WHAT THE EXERCISE ASKS: Your task is to repeat the records exactly from the line containing "Serialize everything readable" onward, through the final line.

##### PROVIDED RECORDS

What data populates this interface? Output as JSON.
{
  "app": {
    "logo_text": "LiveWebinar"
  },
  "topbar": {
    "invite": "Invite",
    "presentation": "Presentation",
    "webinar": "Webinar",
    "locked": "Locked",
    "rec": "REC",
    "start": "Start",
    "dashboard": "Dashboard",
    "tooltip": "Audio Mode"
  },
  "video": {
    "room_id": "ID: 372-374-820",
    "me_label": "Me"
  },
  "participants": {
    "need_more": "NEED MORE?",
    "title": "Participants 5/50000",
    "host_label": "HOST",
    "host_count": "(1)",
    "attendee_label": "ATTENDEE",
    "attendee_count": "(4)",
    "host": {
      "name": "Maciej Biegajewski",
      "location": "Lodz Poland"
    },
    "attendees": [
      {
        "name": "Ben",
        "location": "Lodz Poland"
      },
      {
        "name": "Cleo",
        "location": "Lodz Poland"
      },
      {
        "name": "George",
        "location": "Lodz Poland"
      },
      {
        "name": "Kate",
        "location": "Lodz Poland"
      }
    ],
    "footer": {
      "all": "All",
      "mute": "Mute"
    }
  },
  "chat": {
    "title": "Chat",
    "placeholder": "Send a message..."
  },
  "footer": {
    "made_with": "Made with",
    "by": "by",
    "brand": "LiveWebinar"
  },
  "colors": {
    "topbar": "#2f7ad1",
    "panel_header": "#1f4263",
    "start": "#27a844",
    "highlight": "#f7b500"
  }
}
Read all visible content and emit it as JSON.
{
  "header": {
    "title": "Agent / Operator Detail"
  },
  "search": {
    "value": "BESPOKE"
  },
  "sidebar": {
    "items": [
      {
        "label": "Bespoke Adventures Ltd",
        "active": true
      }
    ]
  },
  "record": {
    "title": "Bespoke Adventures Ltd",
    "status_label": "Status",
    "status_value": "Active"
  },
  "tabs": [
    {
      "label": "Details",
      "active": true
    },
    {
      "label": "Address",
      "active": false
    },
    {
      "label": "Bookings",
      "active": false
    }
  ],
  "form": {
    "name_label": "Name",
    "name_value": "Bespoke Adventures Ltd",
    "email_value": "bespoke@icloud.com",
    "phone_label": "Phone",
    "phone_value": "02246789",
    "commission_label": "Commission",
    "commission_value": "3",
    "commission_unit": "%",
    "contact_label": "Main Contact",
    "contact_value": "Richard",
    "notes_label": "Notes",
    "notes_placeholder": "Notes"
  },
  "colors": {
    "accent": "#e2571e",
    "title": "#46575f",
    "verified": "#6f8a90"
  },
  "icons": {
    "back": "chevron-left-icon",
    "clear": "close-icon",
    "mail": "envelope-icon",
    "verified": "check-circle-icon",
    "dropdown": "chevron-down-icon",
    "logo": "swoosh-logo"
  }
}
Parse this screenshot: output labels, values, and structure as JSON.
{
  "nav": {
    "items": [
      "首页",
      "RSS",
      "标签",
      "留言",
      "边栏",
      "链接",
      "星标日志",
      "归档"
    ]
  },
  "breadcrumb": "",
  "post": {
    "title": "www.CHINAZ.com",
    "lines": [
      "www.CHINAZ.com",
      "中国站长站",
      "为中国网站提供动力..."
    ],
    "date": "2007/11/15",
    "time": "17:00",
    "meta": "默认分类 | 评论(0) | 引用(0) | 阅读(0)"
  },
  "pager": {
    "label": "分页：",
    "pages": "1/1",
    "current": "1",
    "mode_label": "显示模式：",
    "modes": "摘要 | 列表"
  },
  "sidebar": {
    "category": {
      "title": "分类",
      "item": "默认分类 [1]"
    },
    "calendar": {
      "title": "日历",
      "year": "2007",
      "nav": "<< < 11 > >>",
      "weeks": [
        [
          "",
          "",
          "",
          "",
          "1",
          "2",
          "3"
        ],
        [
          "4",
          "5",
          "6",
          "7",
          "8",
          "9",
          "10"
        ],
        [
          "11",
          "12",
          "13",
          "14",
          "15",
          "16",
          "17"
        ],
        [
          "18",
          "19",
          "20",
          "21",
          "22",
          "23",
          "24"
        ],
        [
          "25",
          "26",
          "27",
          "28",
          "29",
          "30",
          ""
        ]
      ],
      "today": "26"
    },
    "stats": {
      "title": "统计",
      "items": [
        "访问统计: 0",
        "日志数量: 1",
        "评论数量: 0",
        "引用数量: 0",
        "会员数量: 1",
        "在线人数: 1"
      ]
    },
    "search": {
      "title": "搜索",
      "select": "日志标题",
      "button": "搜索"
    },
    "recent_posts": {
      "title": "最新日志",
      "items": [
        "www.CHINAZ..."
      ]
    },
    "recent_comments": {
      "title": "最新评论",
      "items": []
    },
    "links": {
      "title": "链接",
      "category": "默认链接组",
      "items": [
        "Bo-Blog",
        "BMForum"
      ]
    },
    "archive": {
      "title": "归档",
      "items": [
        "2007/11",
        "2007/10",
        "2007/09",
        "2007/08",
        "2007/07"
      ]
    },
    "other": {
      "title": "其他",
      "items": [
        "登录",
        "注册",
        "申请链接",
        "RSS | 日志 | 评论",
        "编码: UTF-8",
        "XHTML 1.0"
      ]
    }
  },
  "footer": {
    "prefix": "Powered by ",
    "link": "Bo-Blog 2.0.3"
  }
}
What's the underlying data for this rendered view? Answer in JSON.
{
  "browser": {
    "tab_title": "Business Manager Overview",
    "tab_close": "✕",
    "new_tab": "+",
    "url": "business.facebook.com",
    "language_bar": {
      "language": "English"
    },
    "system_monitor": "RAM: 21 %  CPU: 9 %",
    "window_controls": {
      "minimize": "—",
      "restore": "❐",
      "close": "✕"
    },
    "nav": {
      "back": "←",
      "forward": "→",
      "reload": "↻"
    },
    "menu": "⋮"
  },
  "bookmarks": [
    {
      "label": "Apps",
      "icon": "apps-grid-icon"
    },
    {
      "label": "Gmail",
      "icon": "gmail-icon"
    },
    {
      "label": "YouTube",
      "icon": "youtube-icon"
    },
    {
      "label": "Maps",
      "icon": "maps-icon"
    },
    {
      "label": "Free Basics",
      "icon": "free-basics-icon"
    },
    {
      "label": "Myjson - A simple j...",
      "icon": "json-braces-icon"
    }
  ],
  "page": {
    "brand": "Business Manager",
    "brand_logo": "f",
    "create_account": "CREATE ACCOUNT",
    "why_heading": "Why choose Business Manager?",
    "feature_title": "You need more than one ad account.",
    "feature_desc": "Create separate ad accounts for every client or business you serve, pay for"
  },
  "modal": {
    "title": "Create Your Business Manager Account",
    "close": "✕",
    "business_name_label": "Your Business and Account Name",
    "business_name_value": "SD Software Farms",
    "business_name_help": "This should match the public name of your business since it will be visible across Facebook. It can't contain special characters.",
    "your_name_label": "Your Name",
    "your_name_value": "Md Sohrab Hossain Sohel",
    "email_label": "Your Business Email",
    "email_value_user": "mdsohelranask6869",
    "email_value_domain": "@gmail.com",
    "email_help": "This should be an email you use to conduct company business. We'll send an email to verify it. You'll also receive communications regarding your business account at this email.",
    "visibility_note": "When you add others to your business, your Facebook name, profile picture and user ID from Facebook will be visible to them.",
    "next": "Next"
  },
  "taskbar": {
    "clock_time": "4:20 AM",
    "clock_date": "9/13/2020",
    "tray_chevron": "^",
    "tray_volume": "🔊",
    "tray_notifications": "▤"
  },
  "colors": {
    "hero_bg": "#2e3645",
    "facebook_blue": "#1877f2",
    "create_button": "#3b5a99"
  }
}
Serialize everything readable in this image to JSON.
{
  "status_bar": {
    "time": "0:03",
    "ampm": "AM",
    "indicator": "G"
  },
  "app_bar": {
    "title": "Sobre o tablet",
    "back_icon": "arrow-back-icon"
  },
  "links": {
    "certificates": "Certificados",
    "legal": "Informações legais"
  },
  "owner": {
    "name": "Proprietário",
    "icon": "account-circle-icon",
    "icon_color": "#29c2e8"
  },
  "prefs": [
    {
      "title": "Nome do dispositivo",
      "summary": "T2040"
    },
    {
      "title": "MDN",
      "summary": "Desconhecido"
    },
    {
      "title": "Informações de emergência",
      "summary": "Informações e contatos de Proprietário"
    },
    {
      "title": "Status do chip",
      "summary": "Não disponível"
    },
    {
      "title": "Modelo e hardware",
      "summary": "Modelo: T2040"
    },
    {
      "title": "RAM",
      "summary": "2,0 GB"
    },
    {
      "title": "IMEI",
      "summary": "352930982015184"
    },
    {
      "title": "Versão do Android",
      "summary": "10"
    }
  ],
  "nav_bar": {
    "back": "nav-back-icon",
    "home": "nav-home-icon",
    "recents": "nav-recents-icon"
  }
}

##########

FINAL ANSWER:
Serialize everything readable in this image to JSON.
{
  "status_bar": {
    "time": "0:03",
    "ampm": "AM",
    "indicator": "G"
  },
  "app_bar": {
    "title": "Sobre o tablet",
    "back_icon": "arrow-back-icon"
  },
  "links": {
    "certificates": "Certificados",
    "legal": "Informações legais"
  },
  "owner": {
    "name": "Proprietário",
    "icon": "account-circle-icon",
    "icon_color": "#29c2e8"
  },
  "prefs": [
    {
      "title": "Nome do dispositivo",
      "summary": "T2040"
    },
    {
      "title": "MDN",
      "summary": "Desconhecido"
    },
    {
      "title": "Informações de emergência",
      "summary": "Informações e contatos de Proprietário"
    },
    {
      "title": "Status do chip",
      "summary": "Não disponível"
    },
    {
      "title": "Modelo e hardware",
      "summary": "Modelo: T2040"
    },
    {
      "title": "RAM",
      "summary": "2,0 GB"
    },
    {
      "title": "IMEI",
      "summary": "352930982015184"
    },
    {
      "title": "Versão do Android",
      "summary": "10"
    }
  ],
  "nav_bar": {
    "back": "nav-back-icon",
    "home": "nav-home-icon",
    "recents": "nav-recents-icon"
  }
}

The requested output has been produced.